> [Given entries]:
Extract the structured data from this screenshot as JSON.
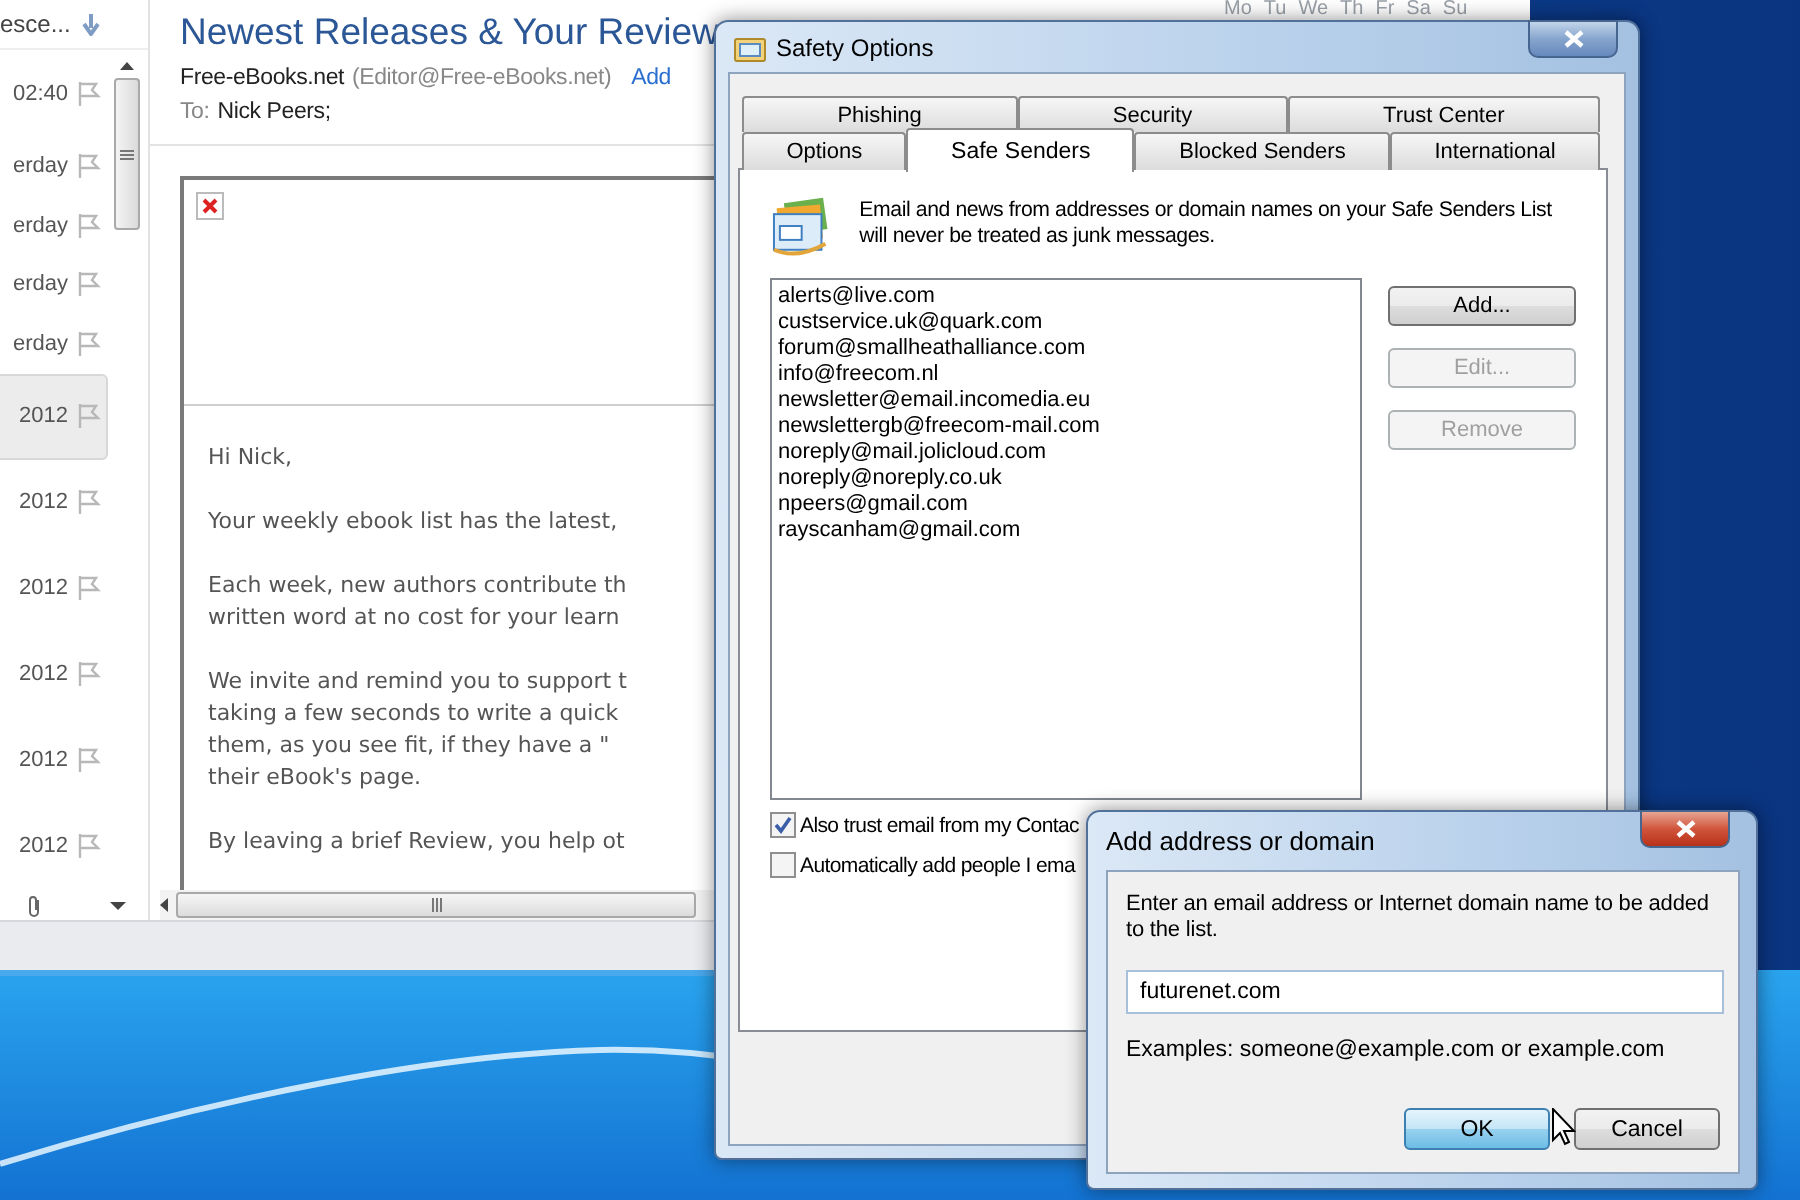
{
  "mail_window": {
    "message_list": {
      "sort_label": "esce...",
      "rows": [
        {
          "time": "02:40",
          "kind": "today",
          "selected": false
        },
        {
          "time": "erday",
          "kind": "yesterday",
          "selected": false
        },
        {
          "time": "erday",
          "kind": "yesterday",
          "selected": false
        },
        {
          "time": "erday",
          "kind": "yesterday",
          "selected": false
        },
        {
          "time": "erday",
          "kind": "yesterday",
          "selected": false
        },
        {
          "time": "2012",
          "kind": "older",
          "selected": true
        },
        {
          "time": "2012",
          "kind": "older",
          "selected": false
        },
        {
          "time": "2012",
          "kind": "older",
          "selected": false
        },
        {
          "time": "2012",
          "kind": "older",
          "selected": false
        },
        {
          "time": "2012",
          "kind": "older",
          "selected": false
        },
        {
          "time": "2012",
          "kind": "older",
          "selected": false
        }
      ]
    },
    "calendar": {
      "weekdays": [
        "Mo",
        "Tu",
        "We",
        "Th",
        "Fr",
        "Sa",
        "Su"
      ]
    },
    "reading_pane": {
      "subject": "Newest Releases & Your Review",
      "sender_name": "Free-eBooks.net",
      "sender_address": "(Editor@Free-eBooks.net)",
      "add_link": "Add",
      "to_label": "To:",
      "recipient": "Nick Peers;",
      "paragraphs": [
        [
          "Hi Nick,"
        ],
        [
          "Your weekly ebook list has the latest,"
        ],
        [
          "Each week, new authors contribute th",
          "written word at no cost for your learn"
        ],
        [
          "We invite and remind you to support t",
          "taking a few seconds to write a quick",
          "them, as you see fit, if they have a \"",
          "their eBook's page."
        ],
        [
          "By leaving a brief Review, you help ot"
        ]
      ]
    }
  },
  "safety_dialog": {
    "title": "Safety Options",
    "tab_rows": [
      [
        {
          "label": "Phishing",
          "selected": false
        },
        {
          "label": "Security",
          "selected": false
        },
        {
          "label": "Trust Center",
          "selected": false
        }
      ],
      [
        {
          "label": "Options",
          "selected": false
        },
        {
          "label": "Safe Senders",
          "selected": true
        },
        {
          "label": "Blocked Senders",
          "selected": false
        },
        {
          "label": "International",
          "selected": false
        }
      ]
    ],
    "description": "Email and news from addresses or domain names on your Safe Senders List will never be treated as junk messages.",
    "safe_senders": [
      "alerts@live.com",
      "custservice.uk@quark.com",
      "forum@smallheathalliance.com",
      "info@freecom.nl",
      "newsletter@email.incomedia.eu",
      "newslettergb@freecom-mail.com",
      "noreply@mail.jolicloud.com",
      "noreply@noreply.co.uk",
      "npeers@gmail.com",
      "rayscanham@gmail.com"
    ],
    "buttons": [
      {
        "label": "Add...",
        "disabled": false
      },
      {
        "label": "Edit...",
        "disabled": true
      },
      {
        "label": "Remove",
        "disabled": true
      }
    ],
    "options": [
      {
        "label": "Also trust email from my Contac",
        "checked": true
      },
      {
        "label": "Automatically add people I ema",
        "checked": false
      }
    ]
  },
  "add_dialog": {
    "title": "Add address or domain",
    "prompt": "Enter an email address or Internet domain name to be added to the list.",
    "value": "futurenet.com",
    "examples": "Examples: someone@example.com or example.com",
    "buttons": [
      {
        "label": "OK",
        "default": true
      },
      {
        "label": "Cancel",
        "default": false
      }
    ]
  }
}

> [Exercise details]: Return every line of the records exactly as given, pictures excluded.

> [Output for this exercise]:
Extract the structured data from this screenshot as JSON.
{
  "mail_window": {
    "message_list": {
      "sort_label": "esce...",
      "rows": [
        {
          "time": "02:40",
          "kind": "today",
          "selected": false
        },
        {
          "time": "erday",
          "kind": "yesterday",
          "selected": false
        },
        {
          "time": "erday",
          "kind": "yesterday",
          "selected": false
        },
        {
          "time": "erday",
          "kind": "yesterday",
          "selected": false
        },
        {
          "time": "erday",
          "kind": "yesterday",
          "selected": false
        },
        {
          "time": "2012",
          "kind": "older",
          "selected": true
        },
        {
          "time": "2012",
          "kind": "older",
          "selected": false
        },
        {
          "time": "2012",
          "kind": "older",
          "selected": false
        },
        {
          "time": "2012",
          "kind": "older",
          "selected": false
        },
        {
          "time": "2012",
          "kind": "older",
          "selected": false
        },
        {
          "time": "2012",
          "kind": "older",
          "selected": false
        }
      ]
    },
    "calendar": {
      "weekdays": [
        "Mo",
        "Tu",
        "We",
        "Th",
        "Fr",
        "Sa",
        "Su"
      ]
    },
    "reading_pane": {
      "subject": "Newest Releases & Your Review",
      "sender_name": "Free-eBooks.net",
      "sender_address": "(Editor@Free-eBooks.net)",
      "add_link": "Add",
      "to_label": "To:",
      "recipient": "Nick Peers;",
      "paragraphs": [
        [
          "Hi Nick,"
        ],
        [
          "Your weekly ebook list has the latest,"
        ],
        [
          "Each week, new authors contribute th",
          "written word at no cost for your learn"
        ],
        [
          "We invite and remind you to support t",
          "taking a few seconds to write a quick",
          "them, as you see fit, if they have a \"",
          "their eBook's page."
        ],
        [
          "By leaving a brief Review, you help ot"
        ]
      ]
    }
  },
  "safety_dialog": {
    "title": "Safety Options",
    "tab_rows": [
      [
        {
          "label": "Phishing",
          "selected": false
        },
        {
          "label": "Security",
          "selected": false
        },
        {
          "label": "Trust Center",
          "selected": false
        }
      ],
      [
        {
          "label": "Options",
          "selected": false
        },
        {
          "label": "Safe Senders",
          "selected": true
        },
        {
          "label": "Blocked Senders",
          "selected": false
        },
        {
          "label": "International",
          "selected": false
        }
      ]
    ],
    "description": "Email and news from addresses or domain names on your Safe Senders List will never be treated as junk messages.",
    "safe_senders": [
      "alerts@live.com",
      "custservice.uk@quark.com",
      "forum@smallheathalliance.com",
      "info@freecom.nl",
      "newsletter@email.incomedia.eu",
      "newslettergb@freecom-mail.com",
      "noreply@mail.jolicloud.com",
      "noreply@noreply.co.uk",
      "npeers@gmail.com",
      "rayscanham@gmail.com"
    ],
    "buttons": [
      {
        "label": "Add...",
        "disabled": false
      },
      {
        "label": "Edit...",
        "disabled": true
      },
      {
        "label": "Remove",
        "disabled": true
      }
    ],
    "options": [
      {
        "label": "Also trust email from my Contac",
        "checked": true
      },
      {
        "label": "Automatically add people I ema",
        "checked": false
      }
    ]
  },
  "add_dialog": {
    "title": "Add address or domain",
    "prompt": "Enter an email address or Internet domain name to be added to the list.",
    "value": "futurenet.com",
    "examples": "Examples: someone@example.com or example.com",
    "buttons": [
      {
        "label": "OK",
        "default": true
      },
      {
        "label": "Cancel",
        "default": false
      }
    ]
  }
}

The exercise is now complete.